#### What to produce:
Each line should be copied exactly.

# # #

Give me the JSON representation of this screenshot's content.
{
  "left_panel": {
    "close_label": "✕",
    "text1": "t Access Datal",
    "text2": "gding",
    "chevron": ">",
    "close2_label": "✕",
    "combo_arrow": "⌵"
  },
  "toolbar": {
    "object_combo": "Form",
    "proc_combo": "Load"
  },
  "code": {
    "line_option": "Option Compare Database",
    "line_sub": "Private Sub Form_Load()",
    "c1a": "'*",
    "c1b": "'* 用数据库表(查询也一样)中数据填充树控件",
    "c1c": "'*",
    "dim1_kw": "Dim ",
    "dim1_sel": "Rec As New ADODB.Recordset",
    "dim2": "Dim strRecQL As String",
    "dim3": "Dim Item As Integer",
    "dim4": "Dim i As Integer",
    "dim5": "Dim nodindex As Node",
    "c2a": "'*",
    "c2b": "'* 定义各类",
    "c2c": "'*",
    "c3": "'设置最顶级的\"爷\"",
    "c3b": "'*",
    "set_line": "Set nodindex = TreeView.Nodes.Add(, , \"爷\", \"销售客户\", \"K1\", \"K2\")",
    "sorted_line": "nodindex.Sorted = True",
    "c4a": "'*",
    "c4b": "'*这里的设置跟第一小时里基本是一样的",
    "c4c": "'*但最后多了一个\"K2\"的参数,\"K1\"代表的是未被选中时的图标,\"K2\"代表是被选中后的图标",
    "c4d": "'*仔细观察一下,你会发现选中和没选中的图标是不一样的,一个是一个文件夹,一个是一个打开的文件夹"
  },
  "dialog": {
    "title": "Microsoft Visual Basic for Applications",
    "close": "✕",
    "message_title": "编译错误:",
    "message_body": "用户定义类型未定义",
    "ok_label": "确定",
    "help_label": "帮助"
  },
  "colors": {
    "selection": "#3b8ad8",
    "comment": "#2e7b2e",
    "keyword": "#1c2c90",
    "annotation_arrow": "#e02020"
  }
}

# # #

#### Problem solution:
Give me the JSON representation of this screenshot's content.
{
  "left_panel": {
    "close_label": "✕",
    "text1": "t Access Datal",
    "text2": "gding",
    "chevron": ">",
    "close2_label": "✕",
    "combo_arrow": "⌵"
  },
  "toolbar": {
    "object_combo": "Form",
    "proc_combo": "Load"
  },
  "code": {
    "line_option": "Option Compare Database",
    "line_sub": "Private Sub Form_Load()",
    "c1a": "'*",
    "c1b": "'* 用数据库表(查询也一样)中数据填充树控件",
    "c1c": "'*",
    "dim1_kw": "Dim ",
    "dim1_sel": "Rec As New ADODB.Recordset",
    "dim2": "Dim strRecQL As String",
    "dim3": "Dim Item As Integer",
    "dim4": "Dim i As Integer",
    "dim5": "Dim nodindex As Node",
    "c2a": "'*",
    "c2b": "'* 定义各类",
    "c2c": "'*",
    "c3": "'设置最顶级的\"爷\"",
    "c3b": "'*",
    "set_line": "Set nodindex = TreeView.Nodes.Add(, , \"爷\", \"销售客户\", \"K1\", \"K2\")",
    "sorted_line": "nodindex.Sorted = True",
    "c4a": "'*",
    "c4b": "'*这里的设置跟第一小时里基本是一样的",
    "c4c": "'*但最后多了一个\"K2\"的参数,\"K1\"代表的是未被选中时的图标,\"K2\"代表是被选中后的图标",
    "c4d": "'*仔细观察一下,你会发现选中和没选中的图标是不一样的,一个是一个文件夹,一个是一个打开的文件夹"
  },
  "dialog": {
    "title": "Microsoft Visual Basic for Applications",
    "close": "✕",
    "message_title": "编译错误:",
    "message_body": "用户定义类型未定义",
    "ok_label": "确定",
    "help_label": "帮助"
  },
  "colors": {
    "selection": "#3b8ad8",
    "comment": "#2e7b2e",
    "keyword": "#1c2c90",
    "annotation_arrow": "#e02020"
  }
}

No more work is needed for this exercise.